Tarefa solicitada A: Com base no trecho do documento sobre a agência de São Mateus, explique por que o subgerente Nilson Carlos dos Santos era considerado onipresente.

Trecho do documento:
--------------------
A agência tinha um prédio bonito, onde o cliente chegava e encostava num balcão enorme em "L" e dali podia ver todos os funcionários espalhados por uma ampla sala bem iluminada (foto 2). Lá na frente ficavam os caixas e mais para o fundo a Carteira Rural, para onde convergia a maioria da clientela e onde comecei a trabalhar. Naqueles tempos, diferentemente de hoje onde tudo está no "sistema", cada agência tinha sua vida independente, no final do dia as contas eram feitas e tudo tinha de "bater" ou passaríamos horas procurando diferenças, às vezes de centavos. O subgerente, Nilson Carlos dos Santos, tudo sabia e controlava sempre com bom humor. Como ele morava no andar de cima do prédio, era onipresente, corria almoçar e num átimo ei-lo de volta dando ordens e instruções. Não raramente víamos as luzes acesas nas noites, dedicação integral.
A agência de São Mateus e a grande sala iluminada, em 1972.
--------------------
Dados armazenados:
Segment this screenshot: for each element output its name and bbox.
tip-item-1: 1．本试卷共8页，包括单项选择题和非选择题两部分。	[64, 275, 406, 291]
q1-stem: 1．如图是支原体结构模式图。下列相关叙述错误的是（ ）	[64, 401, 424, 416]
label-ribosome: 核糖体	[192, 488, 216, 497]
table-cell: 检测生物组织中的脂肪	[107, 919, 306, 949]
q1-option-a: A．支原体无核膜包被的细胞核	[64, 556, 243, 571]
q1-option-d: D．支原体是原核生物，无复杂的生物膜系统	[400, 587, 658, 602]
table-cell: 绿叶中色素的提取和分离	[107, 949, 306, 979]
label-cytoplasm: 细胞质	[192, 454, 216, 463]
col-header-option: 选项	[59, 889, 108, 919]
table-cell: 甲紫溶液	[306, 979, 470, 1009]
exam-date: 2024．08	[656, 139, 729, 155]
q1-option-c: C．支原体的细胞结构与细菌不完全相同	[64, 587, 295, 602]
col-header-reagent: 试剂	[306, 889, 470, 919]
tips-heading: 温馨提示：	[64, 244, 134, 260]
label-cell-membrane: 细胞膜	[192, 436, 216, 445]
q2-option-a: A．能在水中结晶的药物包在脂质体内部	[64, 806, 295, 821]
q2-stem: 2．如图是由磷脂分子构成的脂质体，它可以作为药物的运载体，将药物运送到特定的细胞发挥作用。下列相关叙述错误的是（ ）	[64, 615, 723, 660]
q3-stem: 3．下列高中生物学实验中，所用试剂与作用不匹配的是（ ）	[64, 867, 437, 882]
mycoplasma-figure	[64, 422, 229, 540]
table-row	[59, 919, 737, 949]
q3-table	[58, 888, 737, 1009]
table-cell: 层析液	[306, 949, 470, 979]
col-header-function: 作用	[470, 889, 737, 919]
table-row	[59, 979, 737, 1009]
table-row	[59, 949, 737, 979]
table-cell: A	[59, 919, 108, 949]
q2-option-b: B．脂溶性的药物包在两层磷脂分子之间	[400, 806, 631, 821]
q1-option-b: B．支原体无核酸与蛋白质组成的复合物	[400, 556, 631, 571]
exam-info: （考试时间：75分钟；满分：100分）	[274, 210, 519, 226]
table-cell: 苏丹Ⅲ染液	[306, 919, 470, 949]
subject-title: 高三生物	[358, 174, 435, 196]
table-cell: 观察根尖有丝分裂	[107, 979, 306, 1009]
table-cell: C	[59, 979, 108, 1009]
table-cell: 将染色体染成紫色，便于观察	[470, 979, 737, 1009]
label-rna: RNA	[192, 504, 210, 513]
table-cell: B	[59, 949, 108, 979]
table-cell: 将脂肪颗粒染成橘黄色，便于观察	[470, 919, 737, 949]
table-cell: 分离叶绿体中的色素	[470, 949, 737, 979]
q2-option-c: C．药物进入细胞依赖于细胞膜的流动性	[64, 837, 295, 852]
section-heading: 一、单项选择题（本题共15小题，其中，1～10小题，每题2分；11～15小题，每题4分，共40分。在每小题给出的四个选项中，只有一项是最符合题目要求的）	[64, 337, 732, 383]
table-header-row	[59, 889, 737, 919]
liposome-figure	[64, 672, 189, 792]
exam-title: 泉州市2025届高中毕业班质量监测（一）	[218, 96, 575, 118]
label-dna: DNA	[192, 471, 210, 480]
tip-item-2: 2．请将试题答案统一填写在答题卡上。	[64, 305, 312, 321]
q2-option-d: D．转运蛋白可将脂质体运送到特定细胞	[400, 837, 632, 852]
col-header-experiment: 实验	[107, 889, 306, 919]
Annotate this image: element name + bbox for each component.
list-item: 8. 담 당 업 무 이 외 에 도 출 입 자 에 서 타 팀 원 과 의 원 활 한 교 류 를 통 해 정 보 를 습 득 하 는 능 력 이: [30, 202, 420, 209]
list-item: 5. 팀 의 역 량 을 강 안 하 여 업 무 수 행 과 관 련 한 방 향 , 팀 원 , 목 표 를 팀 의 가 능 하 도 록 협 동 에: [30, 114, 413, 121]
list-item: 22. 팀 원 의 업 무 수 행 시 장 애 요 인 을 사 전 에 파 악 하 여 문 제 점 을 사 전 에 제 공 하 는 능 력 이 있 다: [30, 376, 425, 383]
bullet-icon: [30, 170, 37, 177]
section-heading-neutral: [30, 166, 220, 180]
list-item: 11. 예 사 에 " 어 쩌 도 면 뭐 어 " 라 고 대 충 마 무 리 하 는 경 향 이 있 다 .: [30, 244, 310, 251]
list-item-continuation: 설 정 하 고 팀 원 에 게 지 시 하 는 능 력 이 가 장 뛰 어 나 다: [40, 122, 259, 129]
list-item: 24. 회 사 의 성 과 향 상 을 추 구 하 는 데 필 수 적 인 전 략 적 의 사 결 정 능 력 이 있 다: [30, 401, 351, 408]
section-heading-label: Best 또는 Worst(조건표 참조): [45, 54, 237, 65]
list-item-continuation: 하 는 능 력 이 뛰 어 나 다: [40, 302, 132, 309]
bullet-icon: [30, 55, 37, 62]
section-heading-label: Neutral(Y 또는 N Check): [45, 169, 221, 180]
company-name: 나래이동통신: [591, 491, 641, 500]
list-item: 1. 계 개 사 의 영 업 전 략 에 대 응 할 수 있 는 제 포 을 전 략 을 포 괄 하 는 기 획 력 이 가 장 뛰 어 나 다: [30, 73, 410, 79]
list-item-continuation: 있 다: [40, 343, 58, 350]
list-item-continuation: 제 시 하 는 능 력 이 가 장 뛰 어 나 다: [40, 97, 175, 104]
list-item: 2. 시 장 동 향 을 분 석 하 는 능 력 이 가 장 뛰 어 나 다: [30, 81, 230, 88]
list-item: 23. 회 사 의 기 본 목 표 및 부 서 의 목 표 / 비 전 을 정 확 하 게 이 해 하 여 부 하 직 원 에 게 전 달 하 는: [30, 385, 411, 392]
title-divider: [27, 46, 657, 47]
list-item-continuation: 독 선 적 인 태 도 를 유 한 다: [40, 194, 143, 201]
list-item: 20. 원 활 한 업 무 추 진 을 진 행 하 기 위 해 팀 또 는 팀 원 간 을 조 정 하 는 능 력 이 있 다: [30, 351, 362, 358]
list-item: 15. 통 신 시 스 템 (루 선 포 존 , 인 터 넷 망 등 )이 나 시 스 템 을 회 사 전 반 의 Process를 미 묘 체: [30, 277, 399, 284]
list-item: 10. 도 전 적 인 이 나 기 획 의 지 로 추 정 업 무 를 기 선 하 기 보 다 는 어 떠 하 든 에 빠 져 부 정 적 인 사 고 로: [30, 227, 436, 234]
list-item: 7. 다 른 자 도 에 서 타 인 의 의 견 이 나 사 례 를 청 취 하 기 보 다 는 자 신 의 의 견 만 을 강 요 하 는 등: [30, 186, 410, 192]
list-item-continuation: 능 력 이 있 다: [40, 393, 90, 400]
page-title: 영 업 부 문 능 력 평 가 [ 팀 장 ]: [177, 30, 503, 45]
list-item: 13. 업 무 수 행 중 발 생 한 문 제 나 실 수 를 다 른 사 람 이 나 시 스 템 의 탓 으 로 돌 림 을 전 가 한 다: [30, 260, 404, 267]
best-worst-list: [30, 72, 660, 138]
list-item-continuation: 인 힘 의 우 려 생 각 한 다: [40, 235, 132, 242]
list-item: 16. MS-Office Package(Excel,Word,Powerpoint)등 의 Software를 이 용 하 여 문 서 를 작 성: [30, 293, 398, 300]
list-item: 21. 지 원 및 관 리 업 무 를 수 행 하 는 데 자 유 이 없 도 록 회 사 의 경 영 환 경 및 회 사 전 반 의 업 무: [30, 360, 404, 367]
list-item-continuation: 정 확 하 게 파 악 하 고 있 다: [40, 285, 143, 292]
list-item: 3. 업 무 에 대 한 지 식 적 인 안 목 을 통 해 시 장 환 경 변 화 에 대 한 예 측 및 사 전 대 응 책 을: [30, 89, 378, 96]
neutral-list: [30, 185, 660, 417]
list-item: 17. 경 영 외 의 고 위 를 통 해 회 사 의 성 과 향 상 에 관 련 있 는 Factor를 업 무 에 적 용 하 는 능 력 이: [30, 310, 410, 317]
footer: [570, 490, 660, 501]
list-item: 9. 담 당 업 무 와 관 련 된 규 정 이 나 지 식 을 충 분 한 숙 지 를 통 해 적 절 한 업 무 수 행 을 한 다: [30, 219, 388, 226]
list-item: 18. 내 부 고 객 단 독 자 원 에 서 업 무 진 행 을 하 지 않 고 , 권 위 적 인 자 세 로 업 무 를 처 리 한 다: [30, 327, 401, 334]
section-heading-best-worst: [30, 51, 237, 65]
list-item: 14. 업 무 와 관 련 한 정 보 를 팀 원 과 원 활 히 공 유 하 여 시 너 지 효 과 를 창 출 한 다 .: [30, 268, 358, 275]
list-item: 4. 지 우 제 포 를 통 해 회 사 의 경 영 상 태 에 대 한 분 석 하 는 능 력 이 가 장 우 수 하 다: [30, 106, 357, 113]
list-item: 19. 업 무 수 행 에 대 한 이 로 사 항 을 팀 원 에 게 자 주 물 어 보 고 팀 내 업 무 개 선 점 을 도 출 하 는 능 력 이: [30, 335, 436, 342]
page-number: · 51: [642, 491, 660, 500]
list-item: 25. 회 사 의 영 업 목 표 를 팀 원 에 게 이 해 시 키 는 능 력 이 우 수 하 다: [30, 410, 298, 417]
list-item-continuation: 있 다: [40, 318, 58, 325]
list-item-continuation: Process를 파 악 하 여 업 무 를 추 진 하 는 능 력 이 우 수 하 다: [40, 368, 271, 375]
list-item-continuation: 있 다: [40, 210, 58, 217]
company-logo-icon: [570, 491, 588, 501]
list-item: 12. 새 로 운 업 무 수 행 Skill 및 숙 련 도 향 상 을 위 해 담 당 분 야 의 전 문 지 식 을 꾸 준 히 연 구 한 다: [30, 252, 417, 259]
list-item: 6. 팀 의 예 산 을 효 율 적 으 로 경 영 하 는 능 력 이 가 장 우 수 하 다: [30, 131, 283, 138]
--------------------
Tarefa solicitada B: Reescreva em forma de lista numerada, sem as linhas em branco, tudo o que vai do início dos registros até a linha que contém "919, 470, 949]", incluindo ambas as extremidades.

Solução da tarefa A: Ele era onipresente porque morava no andar de cima do prédio da agência. Assim, corria para almoçar e logo estava de volta, dando ordens e instruções.

Solução da tarefa B:
1. Segment this screenshot: for each element output its name and bbox.
2. tip-item-1: 1．本试卷共8页，包括单项选择题和非选择题两部分。	[64, 275, 406, 291]
3. q1-stem: 1．如图是支原体结构模式图。下列相关叙述错误的是（ ）	[64, 401, 424, 416]
4. label-ribosome: 核糖体	[192, 488, 216, 497]
5. table-cell: 检测生物组织中的脂肪	[107, 919, 306, 949]
6. q1-option-a: A．支原体无核膜包被的细胞核	[64, 556, 243, 571]
7. q1-option-d: D．支原体是原核生物，无复杂的生物膜系统	[400, 587, 658, 602]
8. table-cell: 绿叶中色素的提取和分离	[107, 949, 306, 979]
9. label-cytoplasm: 细胞质	[192, 454, 216, 463]
10. col-header-option: 选项	[59, 889, 108, 919]
11. table-cell: 甲紫溶液	[306, 979, 470, 1009]
12. exam-date: 2024．08	[656, 139, 729, 155]
13. q1-option-c: C．支原体的细胞结构与细菌不完全相同	[64, 587, 295, 602]
14. col-header-reagent: 试剂	[306, 889, 470, 919]
15. tips-heading: 温馨提示：	[64, 244, 134, 260]
16. label-cell-membrane: 细胞膜	[192, 436, 216, 445]
17. q2-option-a: A．能在水中结晶的药物包在脂质体内部	[64, 806, 295, 821]
18. q2-stem: 2．如图是由磷脂分子构成的脂质体，它可以作为药物的运载体，将药物运送到特定的细胞发挥作用。下列相关叙述错误的是（ ）	[64, 615, 723, 660]
19. q3-stem: 3．下列高中生物学实验中，所用试剂与作用不匹配的是（ ）	[64, 867, 437, 882]
20. mycoplasma-figure	[64, 422, 229, 540]
21. table-row	[59, 919, 737, 949]
22. q3-table	[58, 888, 737, 1009]
23. table-cell: 层析液	[306, 949, 470, 979]
24. col-header-function: 作用	[470, 889, 737, 919]
25. table-row	[59, 979, 737, 1009]
26. table-row	[59, 949, 737, 979]
27. table-cell: A	[59, 919, 108, 949]
28. q2-option-b: B．脂溶性的药物包在两层磷脂分子之间	[400, 806, 631, 821]
29. q1-option-b: B．支原体无核酸与蛋白质组成的复合物	[400, 556, 631, 571]
30. exam-info: （考试时间：75分钟；满分：100分）	[274, 210, 519, 226]
31. table-cell: 苏丹Ⅲ染液	[306, 919, 470, 949]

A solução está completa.